[Element and region data]
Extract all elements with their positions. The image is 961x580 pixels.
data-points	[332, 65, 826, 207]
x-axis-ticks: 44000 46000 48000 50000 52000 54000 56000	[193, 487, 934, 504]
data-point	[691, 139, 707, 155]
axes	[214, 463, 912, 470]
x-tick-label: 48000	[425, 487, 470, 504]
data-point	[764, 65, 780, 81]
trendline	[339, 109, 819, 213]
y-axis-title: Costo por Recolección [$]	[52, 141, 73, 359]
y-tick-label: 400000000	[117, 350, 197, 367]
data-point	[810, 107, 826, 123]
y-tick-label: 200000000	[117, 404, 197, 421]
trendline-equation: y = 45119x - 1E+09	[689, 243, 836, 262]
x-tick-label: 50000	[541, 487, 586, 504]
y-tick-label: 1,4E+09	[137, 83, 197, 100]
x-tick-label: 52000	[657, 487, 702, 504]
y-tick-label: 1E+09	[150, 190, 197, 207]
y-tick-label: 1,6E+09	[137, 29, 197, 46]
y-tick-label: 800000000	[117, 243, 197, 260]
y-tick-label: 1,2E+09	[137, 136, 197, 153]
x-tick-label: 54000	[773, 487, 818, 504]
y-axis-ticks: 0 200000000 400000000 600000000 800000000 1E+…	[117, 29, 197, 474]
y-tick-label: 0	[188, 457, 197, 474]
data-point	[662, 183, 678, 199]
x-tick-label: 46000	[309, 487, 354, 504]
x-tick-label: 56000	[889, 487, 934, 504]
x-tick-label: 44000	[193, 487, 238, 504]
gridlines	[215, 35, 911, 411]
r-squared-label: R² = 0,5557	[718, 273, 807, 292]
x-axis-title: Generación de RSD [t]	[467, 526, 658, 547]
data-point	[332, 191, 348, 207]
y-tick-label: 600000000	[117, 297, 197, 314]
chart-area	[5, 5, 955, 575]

Exercise goal ->
Reproduce the listing with every "y-tick-label" renamed to "y-axis-label", keeping everything else the same.

Result of this exercise ->
Extract all elements with their positions. The image is 961x580 pixels.
data-points	[332, 65, 826, 207]
x-axis-ticks: 44000 46000 48000 50000 52000 54000 56000	[193, 487, 934, 504]
data-point	[691, 139, 707, 155]
axes	[214, 463, 912, 470]
x-tick-label: 48000	[425, 487, 470, 504]
data-point	[764, 65, 780, 81]
trendline	[339, 109, 819, 213]
y-axis-title: Costo por Recolección [$]	[52, 141, 73, 359]
y-axis-label: 400000000	[117, 350, 197, 367]
data-point	[810, 107, 826, 123]
y-axis-label: 200000000	[117, 404, 197, 421]
trendline-equation: y = 45119x - 1E+09	[689, 243, 836, 262]
x-tick-label: 50000	[541, 487, 586, 504]
y-axis-label: 1,4E+09	[137, 83, 197, 100]
x-tick-label: 52000	[657, 487, 702, 504]
y-axis-label: 1E+09	[150, 190, 197, 207]
y-axis-label: 1,6E+09	[137, 29, 197, 46]
y-axis-label: 800000000	[117, 243, 197, 260]
y-axis-label: 1,2E+09	[137, 136, 197, 153]
x-tick-label: 54000	[773, 487, 818, 504]
y-axis-ticks: 0 200000000 400000000 600000000 800000000 1E+…	[117, 29, 197, 474]
y-axis-label: 0	[188, 457, 197, 474]
data-point	[662, 183, 678, 199]
x-tick-label: 46000	[309, 487, 354, 504]
x-tick-label: 56000	[889, 487, 934, 504]
x-tick-label: 44000	[193, 487, 238, 504]
gridlines	[215, 35, 911, 411]
r-squared-label: R² = 0,5557	[718, 273, 807, 292]
x-axis-title: Generación de RSD [t]	[467, 526, 658, 547]
data-point	[332, 191, 348, 207]
y-axis-label: 600000000	[117, 297, 197, 314]
chart-area	[5, 5, 955, 575]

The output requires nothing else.